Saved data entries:

★ ★ ★ ★ ★

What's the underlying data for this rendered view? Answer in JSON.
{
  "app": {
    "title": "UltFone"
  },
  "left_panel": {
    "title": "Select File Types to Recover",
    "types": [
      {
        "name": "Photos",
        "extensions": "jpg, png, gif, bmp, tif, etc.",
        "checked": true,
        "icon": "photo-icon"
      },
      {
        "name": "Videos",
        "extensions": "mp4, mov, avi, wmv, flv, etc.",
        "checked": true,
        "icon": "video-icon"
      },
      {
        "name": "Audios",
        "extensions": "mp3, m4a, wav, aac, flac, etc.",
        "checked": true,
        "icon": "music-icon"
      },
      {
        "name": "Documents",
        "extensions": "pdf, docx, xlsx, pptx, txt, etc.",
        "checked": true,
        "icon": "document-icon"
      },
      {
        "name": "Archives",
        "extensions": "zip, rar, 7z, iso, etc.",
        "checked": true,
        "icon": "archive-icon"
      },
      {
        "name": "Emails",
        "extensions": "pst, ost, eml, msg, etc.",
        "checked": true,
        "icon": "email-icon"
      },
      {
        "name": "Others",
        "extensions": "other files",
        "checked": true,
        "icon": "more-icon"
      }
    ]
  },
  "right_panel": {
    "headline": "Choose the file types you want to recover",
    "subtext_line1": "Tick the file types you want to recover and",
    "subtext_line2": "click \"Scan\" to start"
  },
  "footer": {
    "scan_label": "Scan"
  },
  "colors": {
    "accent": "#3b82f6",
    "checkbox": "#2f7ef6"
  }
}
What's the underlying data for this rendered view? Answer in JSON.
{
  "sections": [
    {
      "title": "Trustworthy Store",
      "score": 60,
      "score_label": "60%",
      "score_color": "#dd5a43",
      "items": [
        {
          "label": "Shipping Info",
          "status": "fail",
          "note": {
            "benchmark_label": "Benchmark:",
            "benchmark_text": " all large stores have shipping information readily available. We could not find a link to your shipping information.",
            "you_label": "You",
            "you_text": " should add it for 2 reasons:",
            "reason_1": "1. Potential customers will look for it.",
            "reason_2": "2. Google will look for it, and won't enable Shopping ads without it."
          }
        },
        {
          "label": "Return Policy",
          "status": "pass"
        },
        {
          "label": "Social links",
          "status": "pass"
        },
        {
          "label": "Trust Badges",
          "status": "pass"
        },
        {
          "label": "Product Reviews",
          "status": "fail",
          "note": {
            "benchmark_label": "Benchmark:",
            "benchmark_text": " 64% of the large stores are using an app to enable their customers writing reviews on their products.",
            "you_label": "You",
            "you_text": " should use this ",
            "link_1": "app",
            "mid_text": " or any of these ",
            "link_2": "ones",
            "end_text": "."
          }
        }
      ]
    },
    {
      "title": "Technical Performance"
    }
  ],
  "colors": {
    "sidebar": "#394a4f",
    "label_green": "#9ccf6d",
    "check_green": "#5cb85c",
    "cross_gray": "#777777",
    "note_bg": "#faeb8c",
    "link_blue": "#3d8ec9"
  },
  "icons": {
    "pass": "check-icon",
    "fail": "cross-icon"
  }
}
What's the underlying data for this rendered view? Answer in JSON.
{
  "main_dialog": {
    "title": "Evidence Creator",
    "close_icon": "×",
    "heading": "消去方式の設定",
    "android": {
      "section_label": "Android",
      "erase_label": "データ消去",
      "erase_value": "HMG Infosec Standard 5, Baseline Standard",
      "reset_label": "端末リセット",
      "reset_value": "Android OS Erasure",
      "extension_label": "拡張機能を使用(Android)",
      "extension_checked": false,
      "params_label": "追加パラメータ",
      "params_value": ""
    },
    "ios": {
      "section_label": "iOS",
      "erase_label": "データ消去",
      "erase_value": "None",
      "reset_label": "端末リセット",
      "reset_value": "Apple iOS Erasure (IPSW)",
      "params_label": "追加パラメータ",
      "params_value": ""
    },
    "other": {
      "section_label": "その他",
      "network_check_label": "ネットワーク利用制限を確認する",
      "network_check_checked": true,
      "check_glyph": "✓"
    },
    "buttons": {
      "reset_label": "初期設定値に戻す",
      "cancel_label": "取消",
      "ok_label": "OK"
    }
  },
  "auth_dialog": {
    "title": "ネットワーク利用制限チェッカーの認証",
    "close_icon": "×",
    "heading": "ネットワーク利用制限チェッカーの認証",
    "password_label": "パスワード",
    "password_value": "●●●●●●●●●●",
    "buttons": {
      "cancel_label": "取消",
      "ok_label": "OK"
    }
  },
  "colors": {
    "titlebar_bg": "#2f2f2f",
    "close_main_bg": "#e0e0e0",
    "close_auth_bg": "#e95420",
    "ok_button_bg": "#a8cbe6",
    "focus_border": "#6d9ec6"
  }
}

★ ★ ★ ★ ★

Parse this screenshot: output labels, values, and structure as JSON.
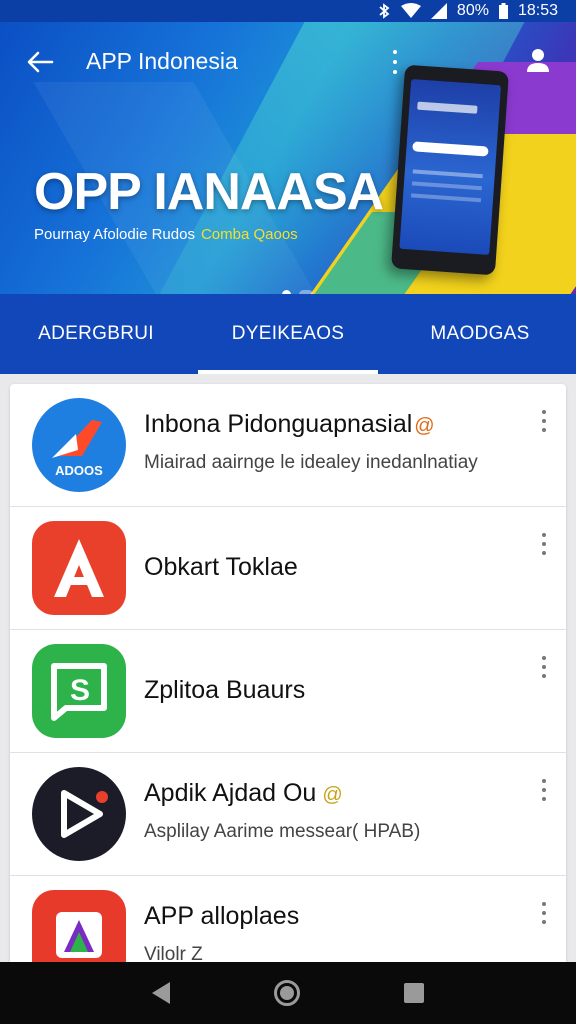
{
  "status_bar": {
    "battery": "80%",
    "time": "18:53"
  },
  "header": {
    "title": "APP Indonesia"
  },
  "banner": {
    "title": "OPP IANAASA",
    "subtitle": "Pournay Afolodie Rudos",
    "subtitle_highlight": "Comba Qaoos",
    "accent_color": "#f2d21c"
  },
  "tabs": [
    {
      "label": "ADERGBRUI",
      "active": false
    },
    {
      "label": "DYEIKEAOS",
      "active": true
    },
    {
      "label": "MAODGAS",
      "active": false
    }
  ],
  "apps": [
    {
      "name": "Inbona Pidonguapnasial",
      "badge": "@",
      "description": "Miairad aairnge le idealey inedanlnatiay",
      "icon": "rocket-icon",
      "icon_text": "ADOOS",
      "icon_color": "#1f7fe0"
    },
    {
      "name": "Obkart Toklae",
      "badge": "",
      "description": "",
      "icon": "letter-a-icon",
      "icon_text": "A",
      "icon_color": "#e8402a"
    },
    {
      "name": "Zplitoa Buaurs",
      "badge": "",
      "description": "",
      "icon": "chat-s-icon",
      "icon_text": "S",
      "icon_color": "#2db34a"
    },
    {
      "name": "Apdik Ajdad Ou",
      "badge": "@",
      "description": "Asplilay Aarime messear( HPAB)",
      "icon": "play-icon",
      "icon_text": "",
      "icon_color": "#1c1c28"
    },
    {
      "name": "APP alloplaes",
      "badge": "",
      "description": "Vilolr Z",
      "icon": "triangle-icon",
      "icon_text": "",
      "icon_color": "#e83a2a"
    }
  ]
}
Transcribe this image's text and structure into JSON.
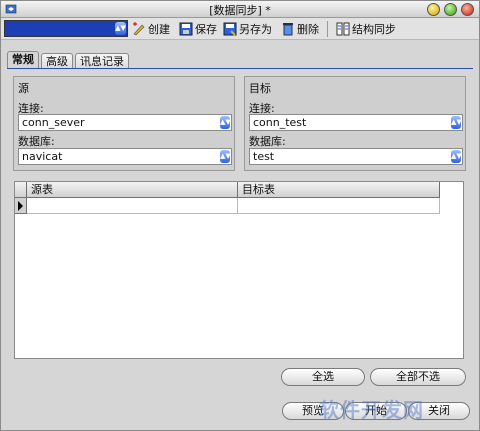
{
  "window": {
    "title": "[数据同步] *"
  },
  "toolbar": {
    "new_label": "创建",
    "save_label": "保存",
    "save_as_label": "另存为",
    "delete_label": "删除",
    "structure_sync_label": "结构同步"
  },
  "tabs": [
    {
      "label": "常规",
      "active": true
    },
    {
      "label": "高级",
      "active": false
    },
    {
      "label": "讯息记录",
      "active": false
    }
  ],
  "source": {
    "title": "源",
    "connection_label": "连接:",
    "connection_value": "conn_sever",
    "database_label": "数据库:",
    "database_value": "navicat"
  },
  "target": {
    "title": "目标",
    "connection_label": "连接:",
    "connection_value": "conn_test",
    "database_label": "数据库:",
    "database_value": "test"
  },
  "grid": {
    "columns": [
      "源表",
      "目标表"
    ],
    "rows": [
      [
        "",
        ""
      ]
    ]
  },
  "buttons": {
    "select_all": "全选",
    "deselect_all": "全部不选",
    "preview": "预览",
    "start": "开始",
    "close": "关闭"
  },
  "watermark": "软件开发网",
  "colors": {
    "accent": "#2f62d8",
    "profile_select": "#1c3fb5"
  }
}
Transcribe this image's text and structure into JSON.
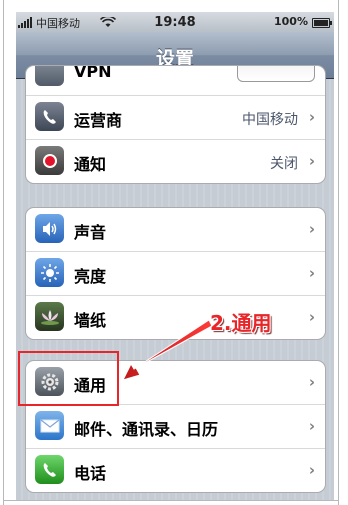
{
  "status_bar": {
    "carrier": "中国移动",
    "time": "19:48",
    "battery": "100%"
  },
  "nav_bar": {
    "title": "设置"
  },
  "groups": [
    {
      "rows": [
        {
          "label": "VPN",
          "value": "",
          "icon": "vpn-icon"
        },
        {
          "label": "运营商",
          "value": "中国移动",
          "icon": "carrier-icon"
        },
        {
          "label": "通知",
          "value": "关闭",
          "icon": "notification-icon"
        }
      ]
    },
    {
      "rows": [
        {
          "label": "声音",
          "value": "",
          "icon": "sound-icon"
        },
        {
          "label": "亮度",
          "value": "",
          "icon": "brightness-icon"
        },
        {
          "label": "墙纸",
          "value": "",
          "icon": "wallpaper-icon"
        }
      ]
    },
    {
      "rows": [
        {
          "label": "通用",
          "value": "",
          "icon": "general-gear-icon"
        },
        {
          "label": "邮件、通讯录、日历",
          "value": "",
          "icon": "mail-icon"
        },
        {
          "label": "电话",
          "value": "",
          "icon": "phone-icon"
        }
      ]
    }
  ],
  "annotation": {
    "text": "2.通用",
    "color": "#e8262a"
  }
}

★ ★ ★ ★ ★

Prompt. Identify each line holding the string "Erasure", and copy it out.

Complete output.
      "reset_value": "Android OS Erasure",
      "reset_value": "Apple iOS Erasure (IPSW)",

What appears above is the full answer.